Retype all material exactly. Pictures stay out of the copy.

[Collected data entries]

::::

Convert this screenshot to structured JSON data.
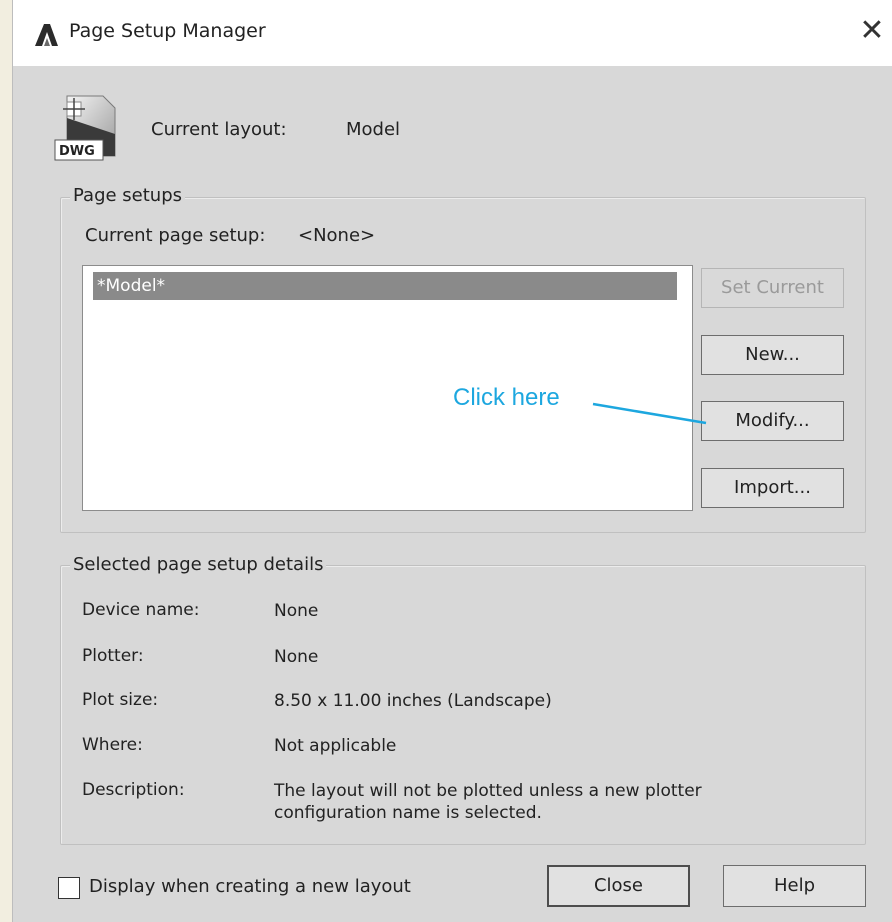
{
  "window": {
    "title": "Page Setup Manager",
    "app_icon": "autocad-a-icon",
    "close_glyph": "✕"
  },
  "current_layout": {
    "icon": "dwg-file-icon",
    "icon_text": "DWG",
    "label": "Current layout:",
    "value": "Model"
  },
  "page_setups": {
    "group_label": "Page setups",
    "current_label": "Current page setup:",
    "current_value": "<None>",
    "items": [
      "*Model*"
    ],
    "buttons": {
      "set_current": "Set Current",
      "new": "New...",
      "modify": "Modify...",
      "import": "Import..."
    }
  },
  "callout": {
    "text": "Click here",
    "color": "#1da7df"
  },
  "details": {
    "group_label": "Selected page setup details",
    "rows": [
      {
        "label": "Device name:",
        "value": "None"
      },
      {
        "label": "Plotter:",
        "value": "None"
      },
      {
        "label": "Plot size:",
        "value": "8.50 x 11.00 inches (Landscape)"
      },
      {
        "label": "Where:",
        "value": "Not applicable"
      },
      {
        "label": "Description:",
        "value_line1": "The layout will not be plotted unless a new plotter",
        "value_line2": "configuration name is selected."
      }
    ]
  },
  "footer": {
    "checkbox_label": "Display when creating a new layout",
    "checkbox_checked": false,
    "close_button": "Close",
    "help_button": "Help"
  }
}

::::

- _Output of the task_
Convert this screenshot to structured JSON data.
{
  "window": {
    "title": "Page Setup Manager",
    "app_icon": "autocad-a-icon",
    "close_glyph": "✕"
  },
  "current_layout": {
    "icon": "dwg-file-icon",
    "icon_text": "DWG",
    "label": "Current layout:",
    "value": "Model"
  },
  "page_setups": {
    "group_label": "Page setups",
    "current_label": "Current page setup:",
    "current_value": "<None>",
    "items": [
      "*Model*"
    ],
    "buttons": {
      "set_current": "Set Current",
      "new": "New...",
      "modify": "Modify...",
      "import": "Import..."
    }
  },
  "callout": {
    "text": "Click here",
    "color": "#1da7df"
  },
  "details": {
    "group_label": "Selected page setup details",
    "rows": [
      {
        "label": "Device name:",
        "value": "None"
      },
      {
        "label": "Plotter:",
        "value": "None"
      },
      {
        "label": "Plot size:",
        "value": "8.50 x 11.00 inches (Landscape)"
      },
      {
        "label": "Where:",
        "value": "Not applicable"
      },
      {
        "label": "Description:",
        "value_line1": "The layout will not be plotted unless a new plotter",
        "value_line2": "configuration name is selected."
      }
    ]
  },
  "footer": {
    "checkbox_label": "Display when creating a new layout",
    "checkbox_checked": false,
    "close_button": "Close",
    "help_button": "Help"
  }
}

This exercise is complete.